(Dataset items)
- - - - - - -
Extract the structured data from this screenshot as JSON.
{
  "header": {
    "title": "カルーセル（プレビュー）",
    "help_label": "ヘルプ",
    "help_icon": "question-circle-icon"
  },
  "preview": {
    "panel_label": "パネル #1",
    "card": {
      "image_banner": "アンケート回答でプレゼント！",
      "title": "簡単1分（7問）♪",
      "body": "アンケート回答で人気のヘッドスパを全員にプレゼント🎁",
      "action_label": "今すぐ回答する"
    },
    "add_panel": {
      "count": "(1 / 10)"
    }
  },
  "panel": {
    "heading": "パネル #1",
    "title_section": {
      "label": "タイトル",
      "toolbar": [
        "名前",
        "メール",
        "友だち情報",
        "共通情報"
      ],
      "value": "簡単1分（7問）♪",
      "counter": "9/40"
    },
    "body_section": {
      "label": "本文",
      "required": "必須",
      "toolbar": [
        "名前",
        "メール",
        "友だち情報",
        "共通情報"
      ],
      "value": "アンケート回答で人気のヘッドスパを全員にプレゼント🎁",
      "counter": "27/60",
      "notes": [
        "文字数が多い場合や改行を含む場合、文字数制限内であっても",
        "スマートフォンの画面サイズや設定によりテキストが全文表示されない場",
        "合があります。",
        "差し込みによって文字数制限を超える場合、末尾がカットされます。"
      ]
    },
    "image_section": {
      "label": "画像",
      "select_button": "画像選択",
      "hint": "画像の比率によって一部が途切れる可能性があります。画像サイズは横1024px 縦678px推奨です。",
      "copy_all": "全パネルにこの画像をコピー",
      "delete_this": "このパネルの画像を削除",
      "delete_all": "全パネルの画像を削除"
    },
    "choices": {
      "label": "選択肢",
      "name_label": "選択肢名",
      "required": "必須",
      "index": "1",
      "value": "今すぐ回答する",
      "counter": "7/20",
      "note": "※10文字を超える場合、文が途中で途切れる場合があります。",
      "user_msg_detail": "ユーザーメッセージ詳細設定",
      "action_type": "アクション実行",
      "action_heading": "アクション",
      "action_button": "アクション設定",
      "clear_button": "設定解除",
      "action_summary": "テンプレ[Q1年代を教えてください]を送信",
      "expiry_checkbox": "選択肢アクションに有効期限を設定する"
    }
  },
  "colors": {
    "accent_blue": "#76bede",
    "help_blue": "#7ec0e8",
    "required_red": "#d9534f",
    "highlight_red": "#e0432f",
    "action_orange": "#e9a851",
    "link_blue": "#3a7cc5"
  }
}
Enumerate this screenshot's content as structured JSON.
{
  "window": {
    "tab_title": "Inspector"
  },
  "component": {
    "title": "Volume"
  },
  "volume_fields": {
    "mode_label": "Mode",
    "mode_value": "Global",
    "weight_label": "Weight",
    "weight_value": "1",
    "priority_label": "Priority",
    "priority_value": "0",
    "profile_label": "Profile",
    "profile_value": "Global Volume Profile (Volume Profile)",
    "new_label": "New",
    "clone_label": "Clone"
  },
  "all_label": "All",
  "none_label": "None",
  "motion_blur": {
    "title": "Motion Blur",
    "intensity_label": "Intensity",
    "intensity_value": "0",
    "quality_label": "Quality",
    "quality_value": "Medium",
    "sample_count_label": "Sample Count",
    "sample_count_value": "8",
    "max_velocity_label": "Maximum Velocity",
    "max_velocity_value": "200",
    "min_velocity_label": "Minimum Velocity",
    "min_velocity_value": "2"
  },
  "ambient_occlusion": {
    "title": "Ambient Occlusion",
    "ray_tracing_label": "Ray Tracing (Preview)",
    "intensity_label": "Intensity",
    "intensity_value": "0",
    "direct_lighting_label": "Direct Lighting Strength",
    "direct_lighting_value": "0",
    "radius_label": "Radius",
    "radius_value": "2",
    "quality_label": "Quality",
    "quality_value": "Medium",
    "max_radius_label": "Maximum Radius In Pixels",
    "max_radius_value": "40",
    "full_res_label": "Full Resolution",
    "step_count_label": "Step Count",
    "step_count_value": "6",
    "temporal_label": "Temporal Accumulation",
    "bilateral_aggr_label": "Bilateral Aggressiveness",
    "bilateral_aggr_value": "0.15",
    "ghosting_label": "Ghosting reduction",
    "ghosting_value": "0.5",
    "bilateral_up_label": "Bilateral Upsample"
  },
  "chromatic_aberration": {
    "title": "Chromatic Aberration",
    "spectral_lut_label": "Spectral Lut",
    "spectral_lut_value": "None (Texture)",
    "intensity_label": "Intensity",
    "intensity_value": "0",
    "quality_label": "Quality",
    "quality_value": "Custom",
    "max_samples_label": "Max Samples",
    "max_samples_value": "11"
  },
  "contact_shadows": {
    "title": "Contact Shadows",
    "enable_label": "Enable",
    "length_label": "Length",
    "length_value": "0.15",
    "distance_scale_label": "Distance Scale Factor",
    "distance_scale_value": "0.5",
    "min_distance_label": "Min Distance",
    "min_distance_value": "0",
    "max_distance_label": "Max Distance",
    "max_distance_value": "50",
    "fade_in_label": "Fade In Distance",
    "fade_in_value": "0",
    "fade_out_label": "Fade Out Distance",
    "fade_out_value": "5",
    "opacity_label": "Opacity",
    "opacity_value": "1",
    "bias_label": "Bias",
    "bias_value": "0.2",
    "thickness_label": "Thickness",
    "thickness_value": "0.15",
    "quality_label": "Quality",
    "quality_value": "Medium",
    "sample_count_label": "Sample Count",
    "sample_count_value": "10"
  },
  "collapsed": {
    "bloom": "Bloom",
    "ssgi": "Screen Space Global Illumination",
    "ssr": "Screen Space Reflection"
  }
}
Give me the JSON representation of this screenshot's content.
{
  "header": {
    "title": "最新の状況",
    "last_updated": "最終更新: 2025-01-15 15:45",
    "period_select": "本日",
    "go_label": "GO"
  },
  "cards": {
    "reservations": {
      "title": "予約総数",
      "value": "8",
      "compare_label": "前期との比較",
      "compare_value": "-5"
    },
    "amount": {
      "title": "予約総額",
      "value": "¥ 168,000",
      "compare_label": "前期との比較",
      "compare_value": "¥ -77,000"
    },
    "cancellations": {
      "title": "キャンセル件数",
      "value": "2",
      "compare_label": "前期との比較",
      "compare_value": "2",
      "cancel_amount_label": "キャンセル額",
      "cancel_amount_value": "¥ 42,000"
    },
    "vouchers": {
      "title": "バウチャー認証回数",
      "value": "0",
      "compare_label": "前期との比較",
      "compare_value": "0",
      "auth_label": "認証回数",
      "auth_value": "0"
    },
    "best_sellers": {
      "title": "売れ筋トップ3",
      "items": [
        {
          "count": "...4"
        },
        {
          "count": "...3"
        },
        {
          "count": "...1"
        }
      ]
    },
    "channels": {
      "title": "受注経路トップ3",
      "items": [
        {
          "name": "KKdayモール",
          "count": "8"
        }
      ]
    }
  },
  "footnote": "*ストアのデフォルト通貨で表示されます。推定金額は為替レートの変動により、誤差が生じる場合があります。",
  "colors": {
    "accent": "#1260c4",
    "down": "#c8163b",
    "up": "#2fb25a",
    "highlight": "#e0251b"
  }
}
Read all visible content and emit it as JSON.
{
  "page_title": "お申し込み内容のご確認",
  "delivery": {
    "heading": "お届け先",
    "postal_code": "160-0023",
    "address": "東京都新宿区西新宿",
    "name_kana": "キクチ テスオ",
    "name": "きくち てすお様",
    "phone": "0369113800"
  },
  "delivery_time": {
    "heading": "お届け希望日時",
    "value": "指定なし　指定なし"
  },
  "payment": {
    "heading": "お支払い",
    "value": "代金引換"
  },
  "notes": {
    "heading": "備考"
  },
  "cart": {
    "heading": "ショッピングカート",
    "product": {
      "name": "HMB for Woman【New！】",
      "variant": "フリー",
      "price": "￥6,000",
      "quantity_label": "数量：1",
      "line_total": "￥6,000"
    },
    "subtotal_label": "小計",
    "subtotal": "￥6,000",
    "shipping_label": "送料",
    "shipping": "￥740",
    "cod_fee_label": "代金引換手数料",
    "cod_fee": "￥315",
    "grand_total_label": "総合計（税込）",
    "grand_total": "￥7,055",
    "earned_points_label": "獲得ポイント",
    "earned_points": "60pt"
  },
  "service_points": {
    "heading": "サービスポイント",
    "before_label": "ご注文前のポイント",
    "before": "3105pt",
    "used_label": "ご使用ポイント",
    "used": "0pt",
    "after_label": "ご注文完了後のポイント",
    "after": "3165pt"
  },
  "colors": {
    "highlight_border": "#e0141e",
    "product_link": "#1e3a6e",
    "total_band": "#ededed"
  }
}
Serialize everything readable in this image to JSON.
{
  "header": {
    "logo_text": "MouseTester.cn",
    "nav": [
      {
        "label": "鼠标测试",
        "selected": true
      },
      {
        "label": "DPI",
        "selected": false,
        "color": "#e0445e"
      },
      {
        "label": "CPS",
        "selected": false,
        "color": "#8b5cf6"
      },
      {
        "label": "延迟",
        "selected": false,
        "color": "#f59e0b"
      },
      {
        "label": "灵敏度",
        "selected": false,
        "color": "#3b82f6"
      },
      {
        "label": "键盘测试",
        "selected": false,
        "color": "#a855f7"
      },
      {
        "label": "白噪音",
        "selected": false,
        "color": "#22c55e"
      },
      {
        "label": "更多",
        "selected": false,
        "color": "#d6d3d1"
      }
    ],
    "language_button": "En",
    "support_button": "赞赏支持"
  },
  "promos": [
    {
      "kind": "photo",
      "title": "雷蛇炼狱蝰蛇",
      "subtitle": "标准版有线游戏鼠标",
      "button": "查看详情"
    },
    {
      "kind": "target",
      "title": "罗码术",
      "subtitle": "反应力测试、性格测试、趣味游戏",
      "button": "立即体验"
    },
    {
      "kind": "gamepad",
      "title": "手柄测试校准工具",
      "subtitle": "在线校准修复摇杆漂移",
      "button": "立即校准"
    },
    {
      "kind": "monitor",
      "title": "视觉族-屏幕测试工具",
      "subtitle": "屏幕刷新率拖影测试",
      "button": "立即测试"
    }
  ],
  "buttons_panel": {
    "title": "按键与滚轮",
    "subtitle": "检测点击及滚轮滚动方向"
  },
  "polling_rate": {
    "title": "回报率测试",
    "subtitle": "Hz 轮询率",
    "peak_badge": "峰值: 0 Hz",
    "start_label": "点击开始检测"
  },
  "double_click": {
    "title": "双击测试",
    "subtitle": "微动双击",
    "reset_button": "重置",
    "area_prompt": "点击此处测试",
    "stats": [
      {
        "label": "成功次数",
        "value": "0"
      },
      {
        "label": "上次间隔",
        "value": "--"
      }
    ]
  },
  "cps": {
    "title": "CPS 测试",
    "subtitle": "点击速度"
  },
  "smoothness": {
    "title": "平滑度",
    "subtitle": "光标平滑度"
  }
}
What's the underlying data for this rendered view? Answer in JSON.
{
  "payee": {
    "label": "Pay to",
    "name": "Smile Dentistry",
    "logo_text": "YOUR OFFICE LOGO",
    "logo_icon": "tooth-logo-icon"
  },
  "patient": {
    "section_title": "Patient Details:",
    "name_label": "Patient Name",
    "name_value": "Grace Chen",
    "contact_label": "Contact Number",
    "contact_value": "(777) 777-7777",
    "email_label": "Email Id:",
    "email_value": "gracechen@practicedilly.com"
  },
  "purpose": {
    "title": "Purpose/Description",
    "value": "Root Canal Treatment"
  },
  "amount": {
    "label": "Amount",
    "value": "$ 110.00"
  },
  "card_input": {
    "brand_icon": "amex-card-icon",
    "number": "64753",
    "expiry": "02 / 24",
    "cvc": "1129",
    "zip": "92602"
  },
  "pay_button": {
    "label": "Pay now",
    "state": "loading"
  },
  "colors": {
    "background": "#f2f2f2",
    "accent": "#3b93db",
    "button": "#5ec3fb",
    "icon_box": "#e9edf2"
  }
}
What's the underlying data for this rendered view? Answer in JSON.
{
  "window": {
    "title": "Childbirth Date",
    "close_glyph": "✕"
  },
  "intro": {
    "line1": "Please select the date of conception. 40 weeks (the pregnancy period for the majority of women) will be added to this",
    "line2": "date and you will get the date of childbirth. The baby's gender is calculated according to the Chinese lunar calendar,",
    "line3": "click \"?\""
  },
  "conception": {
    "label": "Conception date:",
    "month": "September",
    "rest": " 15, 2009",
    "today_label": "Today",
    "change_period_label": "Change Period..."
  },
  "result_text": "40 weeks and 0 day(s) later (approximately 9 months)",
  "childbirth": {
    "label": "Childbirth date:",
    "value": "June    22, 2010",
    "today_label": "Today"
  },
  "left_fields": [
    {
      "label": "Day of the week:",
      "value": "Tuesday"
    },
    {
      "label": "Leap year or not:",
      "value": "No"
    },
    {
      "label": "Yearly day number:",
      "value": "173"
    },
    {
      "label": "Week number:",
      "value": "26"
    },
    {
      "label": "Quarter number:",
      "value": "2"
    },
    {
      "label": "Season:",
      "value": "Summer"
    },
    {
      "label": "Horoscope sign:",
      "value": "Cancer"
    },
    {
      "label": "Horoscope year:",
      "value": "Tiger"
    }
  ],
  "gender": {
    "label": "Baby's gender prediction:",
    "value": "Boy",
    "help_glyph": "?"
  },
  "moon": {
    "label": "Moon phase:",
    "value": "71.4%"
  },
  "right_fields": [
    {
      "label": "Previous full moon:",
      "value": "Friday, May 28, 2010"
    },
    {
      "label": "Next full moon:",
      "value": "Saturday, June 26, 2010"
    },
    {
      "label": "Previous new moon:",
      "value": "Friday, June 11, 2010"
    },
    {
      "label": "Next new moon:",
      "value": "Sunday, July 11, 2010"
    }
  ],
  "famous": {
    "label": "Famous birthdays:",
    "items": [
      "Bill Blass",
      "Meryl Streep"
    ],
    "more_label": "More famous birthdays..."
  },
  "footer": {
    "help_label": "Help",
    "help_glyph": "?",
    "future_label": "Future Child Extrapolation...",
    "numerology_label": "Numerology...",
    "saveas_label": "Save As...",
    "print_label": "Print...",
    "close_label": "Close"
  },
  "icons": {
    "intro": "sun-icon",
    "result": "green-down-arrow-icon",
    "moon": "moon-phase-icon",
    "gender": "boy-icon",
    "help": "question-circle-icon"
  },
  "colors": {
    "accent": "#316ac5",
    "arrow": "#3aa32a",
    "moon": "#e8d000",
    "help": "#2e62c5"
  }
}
- - - - - - -
**Exercise brief**
From the records, copy every line that has the string "アンケート回答で人気のヘッドスパを全員にプレゼント" in it.

**Exercise output**
      "body": "アンケート回答で人気のヘッドスパを全員にプレゼント🎁",
      "value": "アンケート回答で人気のヘッドスパを全員にプレゼント🎁",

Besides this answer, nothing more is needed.